>> start
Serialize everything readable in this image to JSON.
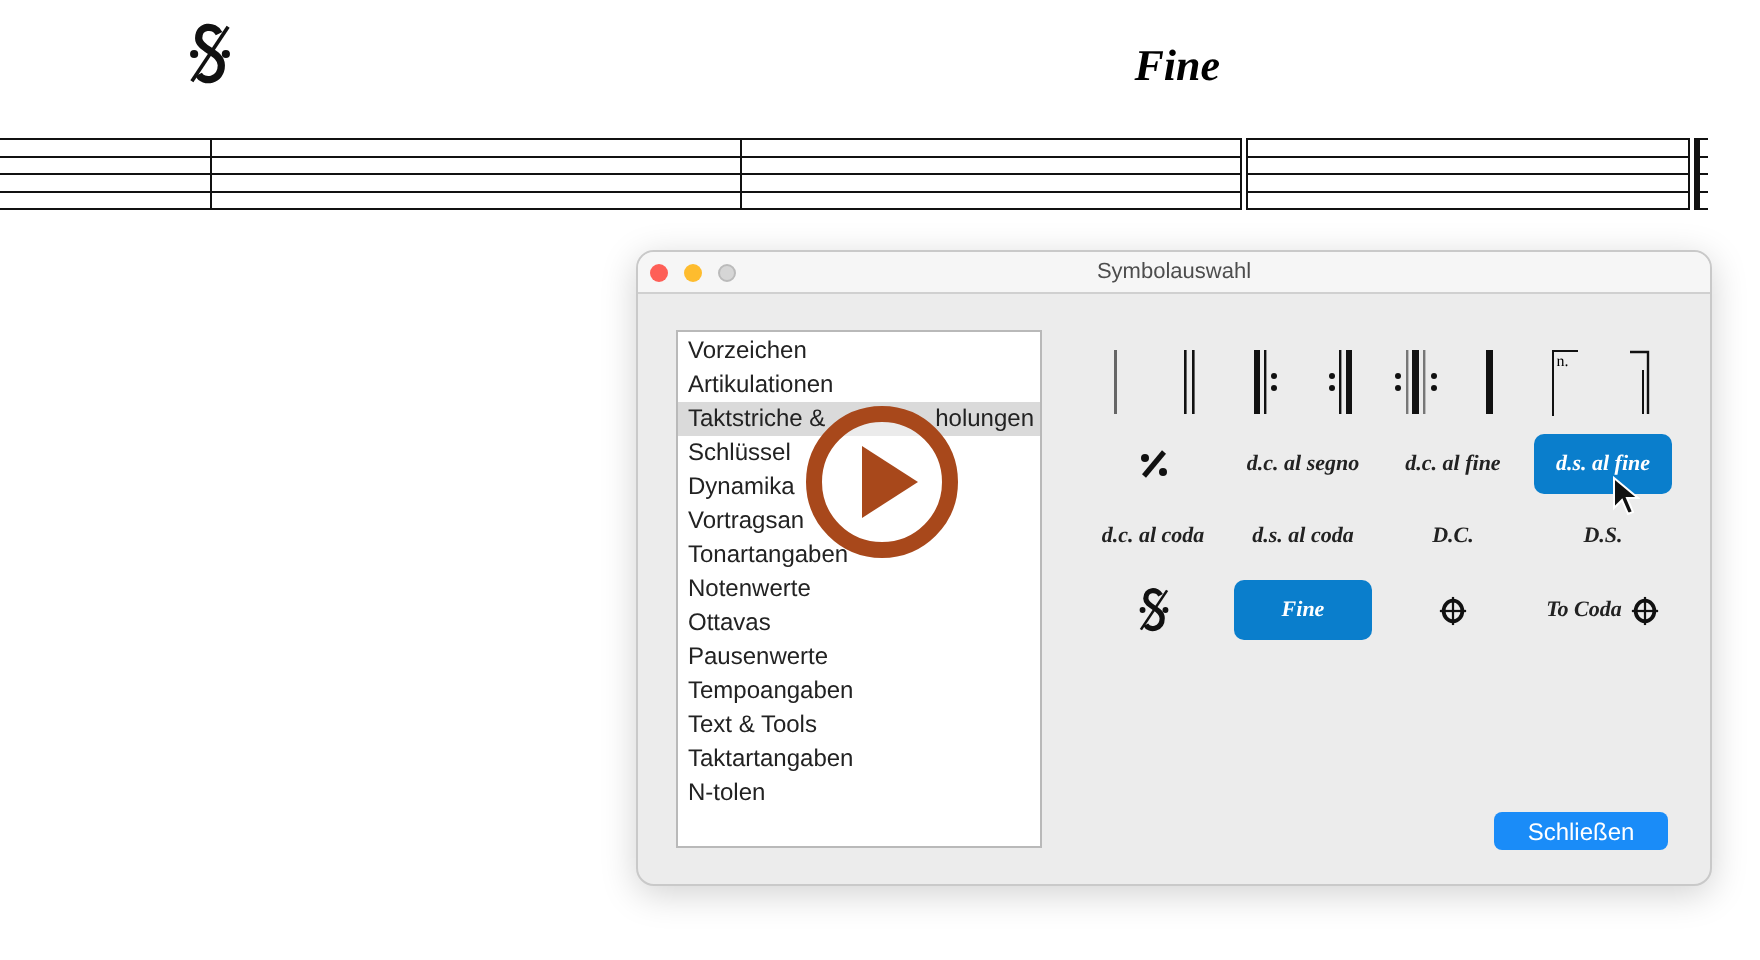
{
  "score": {
    "measures": [
      {
        "kind": "single"
      },
      {
        "kind": "single",
        "marking": {
          "kind": "segno"
        }
      },
      {
        "kind": "double",
        "marking": {
          "kind": "text",
          "label": "Fine"
        }
      },
      {
        "kind": "final"
      }
    ]
  },
  "dialog": {
    "title": "Symbolauswahl",
    "categories": [
      {
        "label": "Vorzeichen",
        "selected": false
      },
      {
        "label": "Artikulationen",
        "selected": false
      },
      {
        "label": "Taktstriche &",
        "tail": "holungen",
        "selected": true
      },
      {
        "label": "Schlüssel",
        "selected": false
      },
      {
        "label": "Dynamika",
        "selected": false
      },
      {
        "label": "Vortragsan",
        "selected": false
      },
      {
        "label": "Tonartangaben",
        "selected": false
      },
      {
        "label": "Notenwerte",
        "selected": false
      },
      {
        "label": "Ottavas",
        "selected": false
      },
      {
        "label": "Pausenwerte",
        "selected": false
      },
      {
        "label": "Tempoangaben",
        "selected": false
      },
      {
        "label": "Text & Tools",
        "selected": false
      },
      {
        "label": "Taktartangaben",
        "selected": false
      },
      {
        "label": "N-tolen",
        "selected": false
      }
    ],
    "symbols": [
      {
        "kind": "single-bar",
        "selected": false
      },
      {
        "kind": "double-bar",
        "selected": false
      },
      {
        "kind": "repeat-start",
        "selected": false
      },
      {
        "kind": "repeat-end",
        "selected": false
      },
      {
        "kind": "repeat-both",
        "selected": false
      },
      {
        "kind": "thick-bar",
        "selected": false
      },
      {
        "kind": "volta-start",
        "label": "n.",
        "selected": false
      },
      {
        "kind": "volta-end",
        "selected": false
      },
      {
        "kind": "percent-repeat",
        "selected": false
      },
      {
        "kind": "text",
        "label": "d.c. al segno",
        "selected": false
      },
      {
        "kind": "text",
        "label": "d.c. al fine",
        "selected": false
      },
      {
        "kind": "text",
        "label": "d.s. al fine",
        "selected": true
      },
      {
        "kind": "text",
        "label": "d.c. al coda",
        "selected": false
      },
      {
        "kind": "text",
        "label": "d.s. al coda",
        "selected": false
      },
      {
        "kind": "text",
        "label": "D.C.",
        "selected": false
      },
      {
        "kind": "text",
        "label": "D.S.",
        "selected": false
      },
      {
        "kind": "segno",
        "selected": false
      },
      {
        "kind": "text",
        "label": "Fine",
        "selected": true
      },
      {
        "kind": "coda",
        "selected": false
      },
      {
        "kind": "text-coda",
        "label": "To Coda",
        "selected": false
      }
    ],
    "close_button": "Schließen"
  }
}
>> end
- **Written task**
Repeat the material above in full and unchanged, minus its images.

- **Result for this exercise**
Serialize everything readable in this image to JSON.
{
  "score": {
    "measures": [
      {
        "kind": "single"
      },
      {
        "kind": "single",
        "marking": {
          "kind": "segno"
        }
      },
      {
        "kind": "double",
        "marking": {
          "kind": "text",
          "label": "Fine"
        }
      },
      {
        "kind": "final"
      }
    ]
  },
  "dialog": {
    "title": "Symbolauswahl",
    "categories": [
      {
        "label": "Vorzeichen",
        "selected": false
      },
      {
        "label": "Artikulationen",
        "selected": false
      },
      {
        "label": "Taktstriche &",
        "tail": "holungen",
        "selected": true
      },
      {
        "label": "Schlüssel",
        "selected": false
      },
      {
        "label": "Dynamika",
        "selected": false
      },
      {
        "label": "Vortragsan",
        "selected": false
      },
      {
        "label": "Tonartangaben",
        "selected": false
      },
      {
        "label": "Notenwerte",
        "selected": false
      },
      {
        "label": "Ottavas",
        "selected": false
      },
      {
        "label": "Pausenwerte",
        "selected": false
      },
      {
        "label": "Tempoangaben",
        "selected": false
      },
      {
        "label": "Text & Tools",
        "selected": false
      },
      {
        "label": "Taktartangaben",
        "selected": false
      },
      {
        "label": "N-tolen",
        "selected": false
      }
    ],
    "symbols": [
      {
        "kind": "single-bar",
        "selected": false
      },
      {
        "kind": "double-bar",
        "selected": false
      },
      {
        "kind": "repeat-start",
        "selected": false
      },
      {
        "kind": "repeat-end",
        "selected": false
      },
      {
        "kind": "repeat-both",
        "selected": false
      },
      {
        "kind": "thick-bar",
        "selected": false
      },
      {
        "kind": "volta-start",
        "label": "n.",
        "selected": false
      },
      {
        "kind": "volta-end",
        "selected": false
      },
      {
        "kind": "percent-repeat",
        "selected": false
      },
      {
        "kind": "text",
        "label": "d.c. al segno",
        "selected": false
      },
      {
        "kind": "text",
        "label": "d.c. al fine",
        "selected": false
      },
      {
        "kind": "text",
        "label": "d.s. al fine",
        "selected": true
      },
      {
        "kind": "text",
        "label": "d.c. al coda",
        "selected": false
      },
      {
        "kind": "text",
        "label": "d.s. al coda",
        "selected": false
      },
      {
        "kind": "text",
        "label": "D.C.",
        "selected": false
      },
      {
        "kind": "text",
        "label": "D.S.",
        "selected": false
      },
      {
        "kind": "segno",
        "selected": false
      },
      {
        "kind": "text",
        "label": "Fine",
        "selected": true
      },
      {
        "kind": "coda",
        "selected": false
      },
      {
        "kind": "text-coda",
        "label": "To Coda",
        "selected": false
      }
    ],
    "close_button": "Schließen"
  }
}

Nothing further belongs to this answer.